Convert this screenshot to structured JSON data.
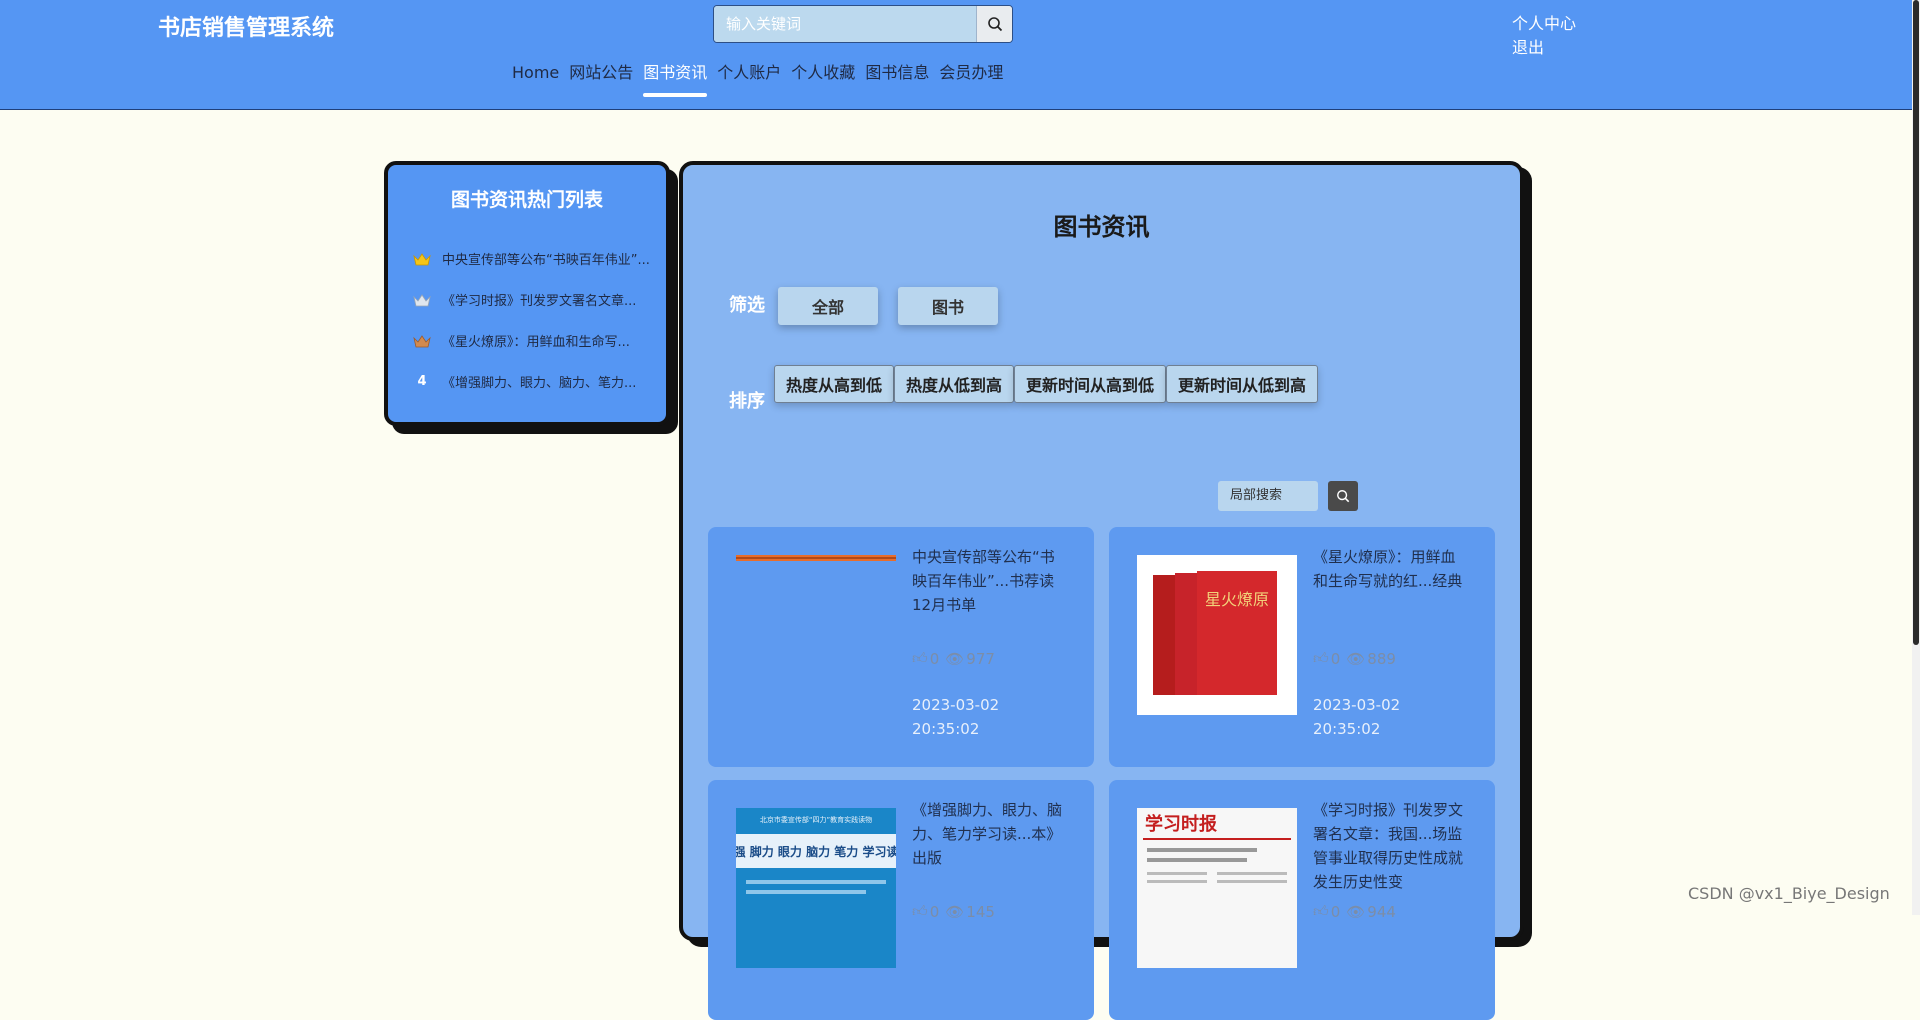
{
  "header": {
    "site_title": "书店销售管理系统",
    "search_placeholder": "输入关键词",
    "user_center": "个人中心",
    "logout": "退出"
  },
  "nav": {
    "items": [
      "Home",
      "网站公告",
      "图书资讯",
      "个人账户",
      "个人收藏",
      "图书信息",
      "会员办理"
    ],
    "active": "图书资讯"
  },
  "hot_list": {
    "title": "图书资讯热门列表",
    "items": [
      {
        "rank": "",
        "rank_icon": "gold-crown-icon",
        "text": "中央宣传部等公布“书映百年伟业”..."
      },
      {
        "rank": "",
        "rank_icon": "silver-crown-icon",
        "text": "《学习时报》刊发罗文署名文章..."
      },
      {
        "rank": "",
        "rank_icon": "bronze-crown-icon",
        "text": "《星火燎原》：用鲜血和生命写..."
      },
      {
        "rank": "4",
        "rank_icon": "",
        "text": "《增强脚力、眼力、脑力、笔力..."
      }
    ]
  },
  "main": {
    "title": "图书资讯",
    "filter_label": "筛选",
    "filters": [
      "全部",
      "图书"
    ],
    "sort_label": "排序",
    "sorts": [
      "热度从高到低",
      "热度从低到高",
      "更新时间从高到低",
      "更新时间从低到高"
    ],
    "local_search_placeholder": "局部搜索"
  },
  "cards": [
    {
      "title": "中央宣传部等公布“书映百年伟业”...书荐读12月书单",
      "likes": "0",
      "views": "977",
      "date": "2023-03-02 20:35:02"
    },
    {
      "title": "《星火燎原》：用鲜血和生命写就的红...经典",
      "likes": "0",
      "views": "889",
      "date": "2023-03-02 20:35:02"
    },
    {
      "title": "《增强脚力、眼力、脑力、笔力学习读...本》出版",
      "likes": "0",
      "views": "145",
      "date": ""
    },
    {
      "title": "《学习时报》刊发罗文署名文章：我国...场监管事业取得历史性成就发生历史性变",
      "likes": "0",
      "views": "944",
      "date": ""
    }
  ],
  "card_images": {
    "book3_series": "北京市委宣传部“四力”教育实践读物",
    "book3_cover": "增强 脚力 眼力 脑力 笔力 学习读本",
    "book2_cover": "星火燎原",
    "newspaper_mast": "学习时报"
  },
  "watermark": "CSDN @vx1_Biye_Design",
  "colors": {
    "header_bg": "#5596f3",
    "page_bg": "#fdfdf2",
    "panel_bg": "#87b5f2",
    "card_bg": "#5e9af0",
    "button_bg": "#b9d6ee"
  }
}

******

(Work to do):
Return all of the data exactly as written, and drop the pictures.

(Exercise answer):
Convert this screenshot to structured JSON data.
{
  "header": {
    "site_title": "书店销售管理系统",
    "search_placeholder": "输入关键词",
    "user_center": "个人中心",
    "logout": "退出"
  },
  "nav": {
    "items": [
      "Home",
      "网站公告",
      "图书资讯",
      "个人账户",
      "个人收藏",
      "图书信息",
      "会员办理"
    ],
    "active": "图书资讯"
  },
  "hot_list": {
    "title": "图书资讯热门列表",
    "items": [
      {
        "rank": "",
        "rank_icon": "gold-crown-icon",
        "text": "中央宣传部等公布“书映百年伟业”..."
      },
      {
        "rank": "",
        "rank_icon": "silver-crown-icon",
        "text": "《学习时报》刊发罗文署名文章..."
      },
      {
        "rank": "",
        "rank_icon": "bronze-crown-icon",
        "text": "《星火燎原》：用鲜血和生命写..."
      },
      {
        "rank": "4",
        "rank_icon": "",
        "text": "《增强脚力、眼力、脑力、笔力..."
      }
    ]
  },
  "main": {
    "title": "图书资讯",
    "filter_label": "筛选",
    "filters": [
      "全部",
      "图书"
    ],
    "sort_label": "排序",
    "sorts": [
      "热度从高到低",
      "热度从低到高",
      "更新时间从高到低",
      "更新时间从低到高"
    ],
    "local_search_placeholder": "局部搜索"
  },
  "cards": [
    {
      "title": "中央宣传部等公布“书映百年伟业”...书荐读12月书单",
      "likes": "0",
      "views": "977",
      "date": "2023-03-02 20:35:02"
    },
    {
      "title": "《星火燎原》：用鲜血和生命写就的红...经典",
      "likes": "0",
      "views": "889",
      "date": "2023-03-02 20:35:02"
    },
    {
      "title": "《增强脚力、眼力、脑力、笔力学习读...本》出版",
      "likes": "0",
      "views": "145",
      "date": ""
    },
    {
      "title": "《学习时报》刊发罗文署名文章：我国...场监管事业取得历史性成就发生历史性变",
      "likes": "0",
      "views": "944",
      "date": ""
    }
  ],
  "card_images": {
    "book3_series": "北京市委宣传部“四力”教育实践读物",
    "book3_cover": "增强 脚力 眼力 脑力 笔力 学习读本",
    "book2_cover": "星火燎原",
    "newspaper_mast": "学习时报"
  },
  "watermark": "CSDN @vx1_Biye_Design",
  "colors": {
    "header_bg": "#5596f3",
    "page_bg": "#fdfdf2",
    "panel_bg": "#87b5f2",
    "card_bg": "#5e9af0",
    "button_bg": "#b9d6ee"
  }
}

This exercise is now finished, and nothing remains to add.